# Need front license plate bracket



## Mindkandy (Nov 5, 2004)

1. Would anyone know where I can get a bracket to hold the license plate on the front bumper of a 1991 Nissan 240sx?

2. When I do get one, how difficult is it to mount? I have a feeling I'm going to have to get inside the bumper somehow.

Mine's missing the bracket (long story) and the two holes in the bumper aren't standard for license plate frames. 

I know I can get a bracket through the local Nissan dealer for $66 but want to ask folks here if they know of other, less expensive, sources.

Thanks in advance!


----------



## pete? (Jul 6, 2004)

go to wall mart and just get a "bell" (brand name they make helmets n stuff) universal mount it should work :thumbup: and you just need some self tapping plastic screws and you should be set


----------



## brainscratch (Jun 7, 2004)

you could always try the junkyard too


----------



## Bumpin (Feb 18, 2003)

I just drilled my plate and frame straight into the bumper.


----------



## Mindkandy (Nov 5, 2004)

1.6pete said:


> go to wall mart and just get a "bell" (brand name they make helmets n stuff) universal mount it should work :thumbup: and you just need some self tapping plastic screws and you should be set


Pete, can you give me a few more details?

Is there a full name for this Bell universal mount? I can't find it online, and there are no Wal-Marts within 40 miles of me so I want to make sure if I go out to one, I know exactly what I'm asking for.

Thanks!


----------

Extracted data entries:
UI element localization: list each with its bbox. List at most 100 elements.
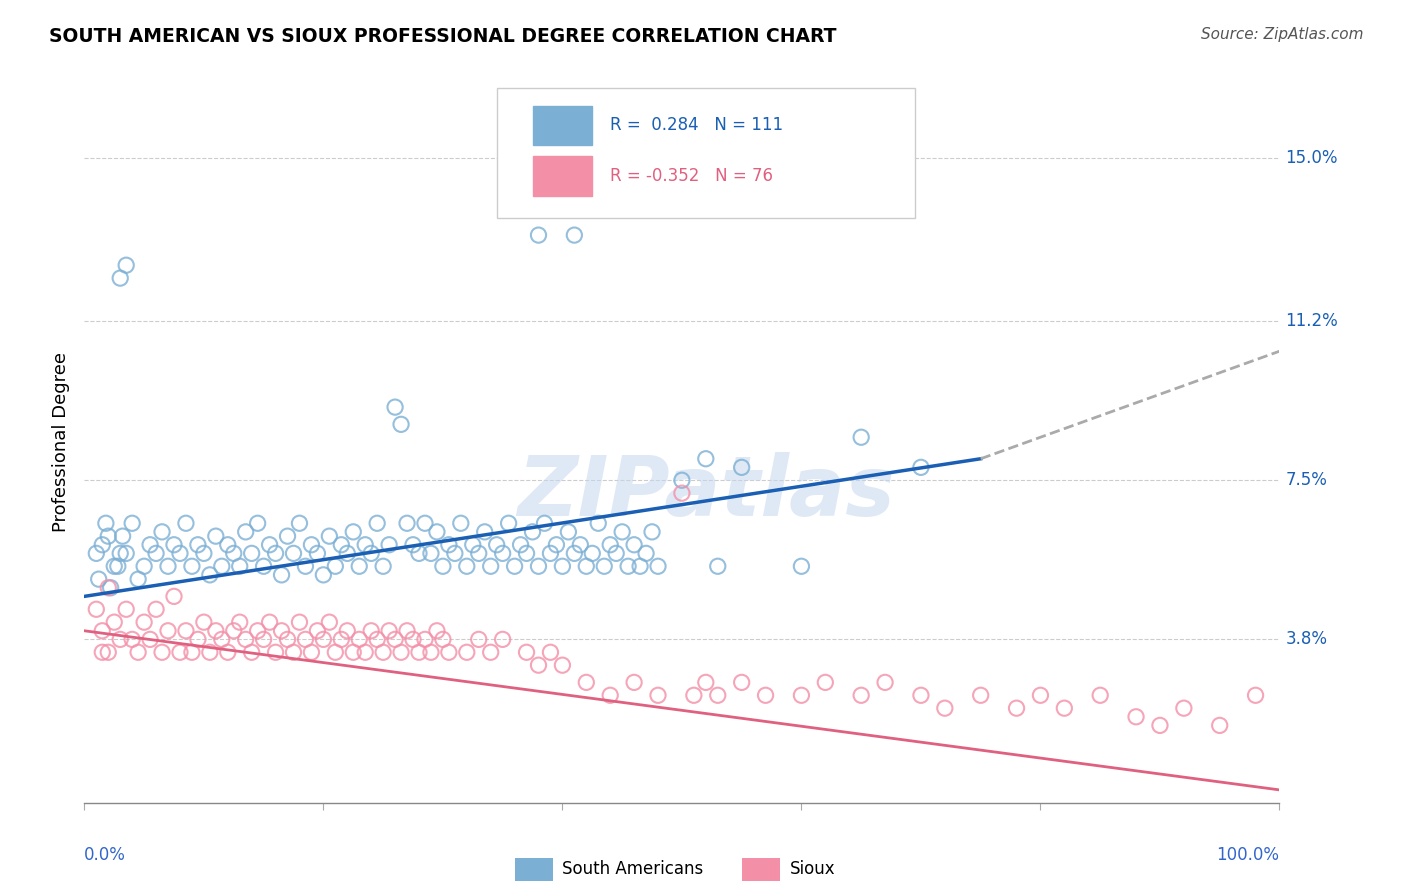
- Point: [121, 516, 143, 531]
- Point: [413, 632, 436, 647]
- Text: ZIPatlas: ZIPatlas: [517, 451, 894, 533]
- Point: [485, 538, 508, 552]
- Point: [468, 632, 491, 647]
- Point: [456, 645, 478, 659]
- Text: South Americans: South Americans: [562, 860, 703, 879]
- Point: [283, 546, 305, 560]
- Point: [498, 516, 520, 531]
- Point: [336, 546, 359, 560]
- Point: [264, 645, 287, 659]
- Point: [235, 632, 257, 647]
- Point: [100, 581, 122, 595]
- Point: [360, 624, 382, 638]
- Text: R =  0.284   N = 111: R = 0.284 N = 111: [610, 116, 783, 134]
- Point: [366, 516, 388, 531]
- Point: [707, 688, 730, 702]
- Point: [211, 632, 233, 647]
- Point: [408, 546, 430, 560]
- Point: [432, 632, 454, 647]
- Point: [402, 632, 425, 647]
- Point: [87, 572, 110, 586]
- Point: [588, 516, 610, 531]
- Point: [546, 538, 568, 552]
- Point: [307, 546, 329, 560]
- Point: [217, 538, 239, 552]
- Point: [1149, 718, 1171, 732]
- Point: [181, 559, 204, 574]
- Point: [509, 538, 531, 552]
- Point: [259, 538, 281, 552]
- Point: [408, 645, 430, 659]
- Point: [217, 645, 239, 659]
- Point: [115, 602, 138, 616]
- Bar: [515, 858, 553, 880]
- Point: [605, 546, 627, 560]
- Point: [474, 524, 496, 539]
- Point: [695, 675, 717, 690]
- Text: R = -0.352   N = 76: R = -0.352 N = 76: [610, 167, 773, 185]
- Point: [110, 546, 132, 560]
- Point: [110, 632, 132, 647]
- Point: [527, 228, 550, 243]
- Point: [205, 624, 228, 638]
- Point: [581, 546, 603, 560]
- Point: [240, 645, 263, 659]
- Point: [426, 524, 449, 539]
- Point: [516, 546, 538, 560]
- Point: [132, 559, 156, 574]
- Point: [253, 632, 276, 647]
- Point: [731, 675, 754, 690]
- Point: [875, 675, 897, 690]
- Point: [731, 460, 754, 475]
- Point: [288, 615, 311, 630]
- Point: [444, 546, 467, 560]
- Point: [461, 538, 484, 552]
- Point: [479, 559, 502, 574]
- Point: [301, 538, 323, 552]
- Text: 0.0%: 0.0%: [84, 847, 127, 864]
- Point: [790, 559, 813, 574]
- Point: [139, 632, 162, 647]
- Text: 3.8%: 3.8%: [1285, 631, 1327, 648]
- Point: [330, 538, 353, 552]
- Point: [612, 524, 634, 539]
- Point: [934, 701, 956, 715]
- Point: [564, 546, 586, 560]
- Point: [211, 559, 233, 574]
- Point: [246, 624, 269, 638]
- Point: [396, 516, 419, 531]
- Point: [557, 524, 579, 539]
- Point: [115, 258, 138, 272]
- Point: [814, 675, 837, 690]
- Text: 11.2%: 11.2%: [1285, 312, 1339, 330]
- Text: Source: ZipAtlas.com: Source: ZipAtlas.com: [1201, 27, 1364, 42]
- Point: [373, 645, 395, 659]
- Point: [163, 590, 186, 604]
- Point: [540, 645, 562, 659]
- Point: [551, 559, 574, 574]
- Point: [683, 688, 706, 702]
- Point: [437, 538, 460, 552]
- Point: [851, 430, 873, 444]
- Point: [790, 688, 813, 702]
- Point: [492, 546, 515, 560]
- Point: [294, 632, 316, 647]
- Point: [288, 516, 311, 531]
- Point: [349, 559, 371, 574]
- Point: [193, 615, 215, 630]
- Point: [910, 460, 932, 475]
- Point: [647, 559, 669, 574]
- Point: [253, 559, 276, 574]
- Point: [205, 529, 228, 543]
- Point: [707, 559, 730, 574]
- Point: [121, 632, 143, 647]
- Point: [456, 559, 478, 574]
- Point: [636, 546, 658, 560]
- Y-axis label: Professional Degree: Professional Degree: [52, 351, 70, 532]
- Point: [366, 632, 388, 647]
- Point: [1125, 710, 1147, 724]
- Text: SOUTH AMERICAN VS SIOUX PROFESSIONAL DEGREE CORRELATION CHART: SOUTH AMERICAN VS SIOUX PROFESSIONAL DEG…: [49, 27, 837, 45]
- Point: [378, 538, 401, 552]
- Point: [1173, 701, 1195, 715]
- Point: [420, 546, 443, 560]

-- YOUR TASK --
Answer these questions from the license plate bracket thread:
1. What car is the bracket needed for?
2. What price does the local Nissan dealer charge for a bracket?
3. How did Bumpin attach the plate and frame?
The records are separate material and have no connection to the license plate bracket thread.

-- ANSWER TO THIS TASK --
1. A 1991 Nissan 240sx.
2. $66.
3. By drilling them straight into the bumper.